■ **TASK INPUTS**
- - - - -
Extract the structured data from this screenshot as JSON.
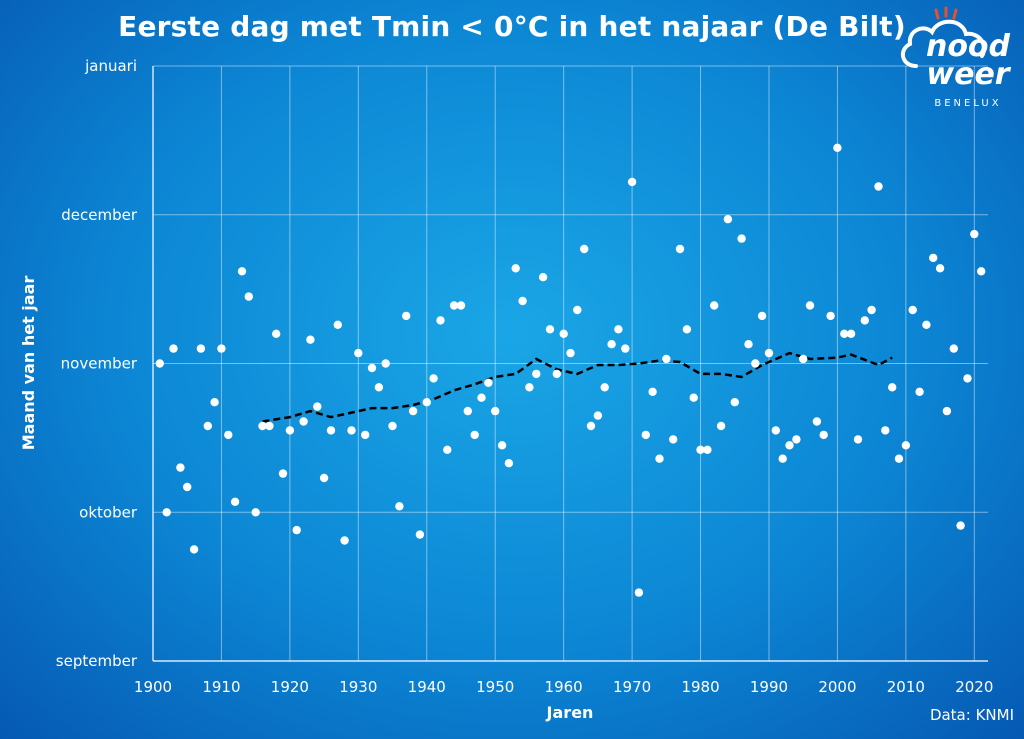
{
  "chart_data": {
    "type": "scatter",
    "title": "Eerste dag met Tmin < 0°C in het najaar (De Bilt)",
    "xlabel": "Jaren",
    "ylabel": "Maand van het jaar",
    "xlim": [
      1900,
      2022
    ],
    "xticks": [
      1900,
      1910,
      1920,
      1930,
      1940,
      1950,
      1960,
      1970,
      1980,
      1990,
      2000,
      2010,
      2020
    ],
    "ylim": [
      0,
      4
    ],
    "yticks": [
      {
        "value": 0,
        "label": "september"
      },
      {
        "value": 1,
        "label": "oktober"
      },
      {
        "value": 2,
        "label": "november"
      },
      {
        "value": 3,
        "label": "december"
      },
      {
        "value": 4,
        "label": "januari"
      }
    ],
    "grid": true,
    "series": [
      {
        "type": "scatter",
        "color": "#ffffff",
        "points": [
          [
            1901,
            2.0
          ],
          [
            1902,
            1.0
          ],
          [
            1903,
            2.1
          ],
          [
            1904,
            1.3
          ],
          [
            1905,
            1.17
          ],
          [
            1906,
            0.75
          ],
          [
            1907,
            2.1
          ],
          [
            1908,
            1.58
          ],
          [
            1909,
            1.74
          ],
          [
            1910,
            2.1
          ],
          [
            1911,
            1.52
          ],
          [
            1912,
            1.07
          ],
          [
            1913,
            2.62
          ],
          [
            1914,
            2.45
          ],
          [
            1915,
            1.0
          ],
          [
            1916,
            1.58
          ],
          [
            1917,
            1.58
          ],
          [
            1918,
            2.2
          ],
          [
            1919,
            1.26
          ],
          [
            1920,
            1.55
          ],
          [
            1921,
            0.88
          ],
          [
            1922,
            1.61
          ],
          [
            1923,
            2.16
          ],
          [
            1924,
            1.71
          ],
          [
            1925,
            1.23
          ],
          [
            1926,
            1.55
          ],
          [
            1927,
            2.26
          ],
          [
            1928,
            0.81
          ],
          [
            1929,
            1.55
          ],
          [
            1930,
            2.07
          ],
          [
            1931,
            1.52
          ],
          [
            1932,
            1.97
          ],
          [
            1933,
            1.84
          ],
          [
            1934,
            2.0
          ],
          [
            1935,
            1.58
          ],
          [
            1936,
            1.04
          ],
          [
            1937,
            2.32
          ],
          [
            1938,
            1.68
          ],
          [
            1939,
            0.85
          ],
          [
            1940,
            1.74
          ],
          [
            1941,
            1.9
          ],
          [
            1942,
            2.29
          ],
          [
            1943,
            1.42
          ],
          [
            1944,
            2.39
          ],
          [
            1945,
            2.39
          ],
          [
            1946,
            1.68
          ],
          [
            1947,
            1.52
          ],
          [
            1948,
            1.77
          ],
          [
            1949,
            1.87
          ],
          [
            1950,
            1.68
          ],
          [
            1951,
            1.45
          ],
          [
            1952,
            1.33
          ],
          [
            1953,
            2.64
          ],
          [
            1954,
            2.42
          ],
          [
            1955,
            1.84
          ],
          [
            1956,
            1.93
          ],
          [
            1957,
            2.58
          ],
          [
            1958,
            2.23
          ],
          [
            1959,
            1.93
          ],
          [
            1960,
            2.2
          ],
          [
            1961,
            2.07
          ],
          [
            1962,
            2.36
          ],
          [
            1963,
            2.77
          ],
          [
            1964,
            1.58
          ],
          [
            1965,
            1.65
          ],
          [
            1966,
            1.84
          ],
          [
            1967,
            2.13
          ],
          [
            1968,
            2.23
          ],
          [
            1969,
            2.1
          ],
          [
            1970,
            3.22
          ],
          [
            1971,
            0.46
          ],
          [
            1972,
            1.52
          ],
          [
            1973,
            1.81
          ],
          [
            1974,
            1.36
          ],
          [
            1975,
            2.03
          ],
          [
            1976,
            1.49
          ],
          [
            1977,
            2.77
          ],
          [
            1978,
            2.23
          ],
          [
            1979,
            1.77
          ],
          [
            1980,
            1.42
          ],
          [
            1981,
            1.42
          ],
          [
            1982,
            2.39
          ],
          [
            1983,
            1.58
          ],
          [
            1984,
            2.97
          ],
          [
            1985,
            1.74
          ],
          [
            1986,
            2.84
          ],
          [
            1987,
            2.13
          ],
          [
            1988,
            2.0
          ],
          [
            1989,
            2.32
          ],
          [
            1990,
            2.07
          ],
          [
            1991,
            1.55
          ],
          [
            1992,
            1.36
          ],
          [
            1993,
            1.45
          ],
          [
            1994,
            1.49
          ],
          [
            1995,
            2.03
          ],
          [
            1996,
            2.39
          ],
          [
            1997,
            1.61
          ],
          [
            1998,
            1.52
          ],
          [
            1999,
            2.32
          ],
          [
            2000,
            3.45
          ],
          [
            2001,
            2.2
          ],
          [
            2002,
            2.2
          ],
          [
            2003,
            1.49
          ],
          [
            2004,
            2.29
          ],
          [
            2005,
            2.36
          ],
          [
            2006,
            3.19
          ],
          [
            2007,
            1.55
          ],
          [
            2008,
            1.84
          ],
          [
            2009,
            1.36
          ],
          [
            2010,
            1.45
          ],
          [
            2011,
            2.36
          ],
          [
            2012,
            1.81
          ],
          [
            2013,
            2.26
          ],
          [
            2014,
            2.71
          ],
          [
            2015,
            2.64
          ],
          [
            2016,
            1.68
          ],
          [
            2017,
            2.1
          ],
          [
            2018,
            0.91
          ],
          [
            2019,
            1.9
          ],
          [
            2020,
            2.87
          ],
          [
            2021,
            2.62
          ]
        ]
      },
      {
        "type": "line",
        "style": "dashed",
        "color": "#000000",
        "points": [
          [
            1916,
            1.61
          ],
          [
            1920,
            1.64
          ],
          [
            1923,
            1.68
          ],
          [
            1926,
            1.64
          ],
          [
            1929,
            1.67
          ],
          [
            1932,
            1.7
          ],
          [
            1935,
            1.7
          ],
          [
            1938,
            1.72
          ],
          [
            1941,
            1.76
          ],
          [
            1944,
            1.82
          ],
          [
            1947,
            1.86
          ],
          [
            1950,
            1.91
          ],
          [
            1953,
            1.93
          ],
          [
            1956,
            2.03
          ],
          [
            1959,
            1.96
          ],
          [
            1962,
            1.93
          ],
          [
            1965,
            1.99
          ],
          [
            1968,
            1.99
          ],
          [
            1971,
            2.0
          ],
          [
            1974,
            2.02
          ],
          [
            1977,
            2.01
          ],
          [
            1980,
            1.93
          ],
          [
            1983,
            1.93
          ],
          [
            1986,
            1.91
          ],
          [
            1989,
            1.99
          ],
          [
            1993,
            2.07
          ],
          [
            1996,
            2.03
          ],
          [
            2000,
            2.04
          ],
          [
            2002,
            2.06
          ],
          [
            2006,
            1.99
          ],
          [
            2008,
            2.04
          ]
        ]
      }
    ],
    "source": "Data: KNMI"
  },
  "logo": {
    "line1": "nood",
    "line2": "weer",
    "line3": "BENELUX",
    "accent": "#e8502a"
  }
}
- - - - -
Find the word "value" in the data and show each line that holds it.

        "value": 0,
        "value": 1,
        "value": 2,
        "value": 3,
        "value": 4,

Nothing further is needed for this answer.